Records
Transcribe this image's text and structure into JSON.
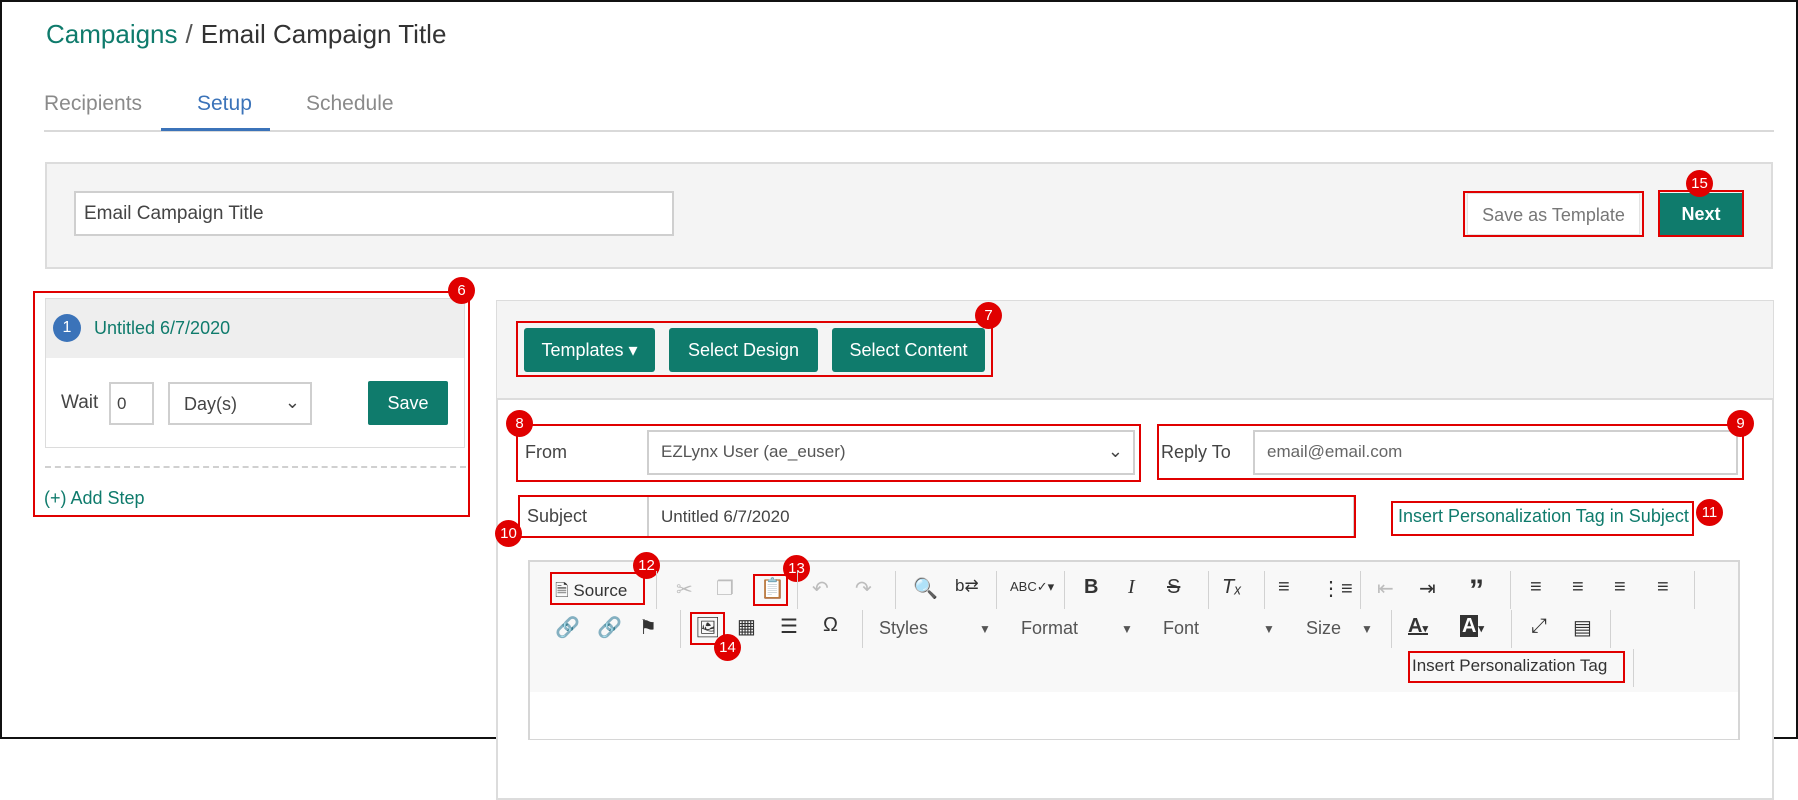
{
  "breadcrumb": {
    "root": "Campaigns",
    "separator": "/",
    "current": "Email Campaign Title"
  },
  "tabs": [
    "Recipients",
    "Setup",
    "Schedule"
  ],
  "active_tab": "Setup",
  "header": {
    "title_value": "Email Campaign Title",
    "save_template_label": "Save as Template",
    "next_label": "Next"
  },
  "steps": {
    "items": [
      {
        "number": "1",
        "name": "Untitled 6/7/2020"
      }
    ],
    "wait_label": "Wait",
    "wait_value": "0",
    "wait_unit": "Day(s)",
    "save_label": "Save",
    "add_step_label": "(+) Add Step"
  },
  "content_buttons": {
    "templates": "Templates",
    "select_design": "Select Design",
    "select_content": "Select Content"
  },
  "fields": {
    "from_label": "From",
    "from_value": "EZLynx User (ae_euser)",
    "reply_label": "Reply To",
    "reply_placeholder": "email@email.com",
    "subject_label": "Subject",
    "subject_value": "Untitled 6/7/2020",
    "insert_subject_tag": "Insert Personalization Tag in Subject"
  },
  "editor": {
    "source_label": "Source",
    "styles": "Styles",
    "format": "Format",
    "font": "Font",
    "size": "Size",
    "insert_tag": "Insert Personalization Tag"
  },
  "callouts": [
    "6",
    "7",
    "8",
    "9",
    "10",
    "11",
    "12",
    "13",
    "14",
    "15"
  ],
  "colors": {
    "accent": "#0f7b6c",
    "tab_active": "#3b73b9",
    "callout": "#e00000"
  }
}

### TASK TO CARRY OUT
Write out again every line above exactly as given; the pictures do not belong in the copy.

### ANSWER TO THE PROBLEM
Transcribe this image's text and structure into JSON.
{
  "breadcrumb": {
    "root": "Campaigns",
    "separator": "/",
    "current": "Email Campaign Title"
  },
  "tabs": [
    "Recipients",
    "Setup",
    "Schedule"
  ],
  "active_tab": "Setup",
  "header": {
    "title_value": "Email Campaign Title",
    "save_template_label": "Save as Template",
    "next_label": "Next"
  },
  "steps": {
    "items": [
      {
        "number": "1",
        "name": "Untitled 6/7/2020"
      }
    ],
    "wait_label": "Wait",
    "wait_value": "0",
    "wait_unit": "Day(s)",
    "save_label": "Save",
    "add_step_label": "(+) Add Step"
  },
  "content_buttons": {
    "templates": "Templates",
    "select_design": "Select Design",
    "select_content": "Select Content"
  },
  "fields": {
    "from_label": "From",
    "from_value": "EZLynx User (ae_euser)",
    "reply_label": "Reply To",
    "reply_placeholder": "email@email.com",
    "subject_label": "Subject",
    "subject_value": "Untitled 6/7/2020",
    "insert_subject_tag": "Insert Personalization Tag in Subject"
  },
  "editor": {
    "source_label": "Source",
    "styles": "Styles",
    "format": "Format",
    "font": "Font",
    "size": "Size",
    "insert_tag": "Insert Personalization Tag"
  },
  "callouts": [
    "6",
    "7",
    "8",
    "9",
    "10",
    "11",
    "12",
    "13",
    "14",
    "15"
  ],
  "colors": {
    "accent": "#0f7b6c",
    "tab_active": "#3b73b9",
    "callout": "#e00000"
  }
}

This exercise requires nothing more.